| EXERCISE REQUIREMENTS |
Return the records below from the line containing "Type out the text in this image." onward, exactly, through and including the last line.

| SUPPLIED RECORDS |
====
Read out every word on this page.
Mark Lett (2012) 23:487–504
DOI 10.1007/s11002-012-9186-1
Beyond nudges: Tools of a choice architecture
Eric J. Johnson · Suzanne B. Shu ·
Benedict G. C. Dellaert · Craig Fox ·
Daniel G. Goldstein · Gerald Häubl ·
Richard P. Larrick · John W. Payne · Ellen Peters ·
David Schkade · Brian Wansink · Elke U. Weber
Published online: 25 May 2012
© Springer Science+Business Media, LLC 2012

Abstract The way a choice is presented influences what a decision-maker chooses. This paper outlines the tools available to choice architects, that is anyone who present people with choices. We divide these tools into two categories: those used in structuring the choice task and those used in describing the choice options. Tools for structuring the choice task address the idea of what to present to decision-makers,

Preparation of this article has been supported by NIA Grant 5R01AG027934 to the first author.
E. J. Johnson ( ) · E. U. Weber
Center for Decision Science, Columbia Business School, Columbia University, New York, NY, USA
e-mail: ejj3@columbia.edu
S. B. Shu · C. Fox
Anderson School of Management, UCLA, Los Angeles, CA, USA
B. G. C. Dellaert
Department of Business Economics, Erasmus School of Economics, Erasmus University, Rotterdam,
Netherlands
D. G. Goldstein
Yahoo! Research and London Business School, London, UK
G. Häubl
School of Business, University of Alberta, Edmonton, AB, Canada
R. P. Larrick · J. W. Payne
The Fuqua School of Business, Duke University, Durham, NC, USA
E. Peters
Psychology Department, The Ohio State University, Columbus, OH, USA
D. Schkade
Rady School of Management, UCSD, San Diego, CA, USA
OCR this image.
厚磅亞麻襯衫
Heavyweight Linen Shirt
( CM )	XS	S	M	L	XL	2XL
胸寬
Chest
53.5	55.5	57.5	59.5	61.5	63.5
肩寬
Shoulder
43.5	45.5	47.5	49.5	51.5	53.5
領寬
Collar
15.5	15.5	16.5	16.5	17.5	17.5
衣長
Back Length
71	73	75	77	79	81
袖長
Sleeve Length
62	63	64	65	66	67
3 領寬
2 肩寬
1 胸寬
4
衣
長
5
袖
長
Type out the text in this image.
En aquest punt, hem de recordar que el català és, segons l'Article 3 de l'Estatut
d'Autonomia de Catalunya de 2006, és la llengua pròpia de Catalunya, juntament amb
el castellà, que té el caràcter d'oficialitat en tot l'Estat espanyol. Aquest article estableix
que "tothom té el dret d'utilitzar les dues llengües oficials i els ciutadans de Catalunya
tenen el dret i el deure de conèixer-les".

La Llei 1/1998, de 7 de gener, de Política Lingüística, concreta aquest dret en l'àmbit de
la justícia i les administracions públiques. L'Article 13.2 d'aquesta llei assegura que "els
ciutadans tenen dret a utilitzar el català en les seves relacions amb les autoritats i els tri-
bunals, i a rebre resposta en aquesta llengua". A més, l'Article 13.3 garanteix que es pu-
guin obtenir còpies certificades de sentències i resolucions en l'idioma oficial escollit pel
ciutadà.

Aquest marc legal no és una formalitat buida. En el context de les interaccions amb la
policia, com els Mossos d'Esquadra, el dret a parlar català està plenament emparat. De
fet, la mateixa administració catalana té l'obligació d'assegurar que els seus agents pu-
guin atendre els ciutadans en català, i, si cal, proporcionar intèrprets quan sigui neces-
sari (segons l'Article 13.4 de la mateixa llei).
====
| RESULT BELOW |
Type out the text in this image.
En aquest punt, hem de recordar que el català és, segons l'Article 3 de l'Estatut
d'Autonomia de Catalunya de 2006, és la llengua pròpia de Catalunya, juntament amb
el castellà, que té el caràcter d'oficialitat en tot l'Estat espanyol. Aquest article estableix
que "tothom té el dret d'utilitzar les dues llengües oficials i els ciutadans de Catalunya
tenen el dret i el deure de conèixer-les".

La Llei 1/1998, de 7 de gener, de Política Lingüística, concreta aquest dret en l'àmbit de
la justícia i les administracions públiques. L'Article 13.2 d'aquesta llei assegura que "els
ciutadans tenen dret a utilitzar el català en les seves relacions amb les autoritats i els tri-
bunals, i a rebre resposta en aquesta llengua". A més, l'Article 13.3 garanteix que es pu-
guin obtenir còpies certificades de sentències i resolucions en l'idioma oficial escollit pel
ciutadà.

Aquest marc legal no és una formalitat buida. En el context de les interaccions amb la
policia, com els Mossos d'Esquadra, el dret a parlar català està plenament emparat. De
fet, la mateixa administració catalana té l'obligació d'assegurar que els seus agents pu-
guin atendre els ciutadans en català, i, si cal, proporcionar intèrprets quan sigui neces-
sari (segons l'Article 13.4 de la mateixa llei).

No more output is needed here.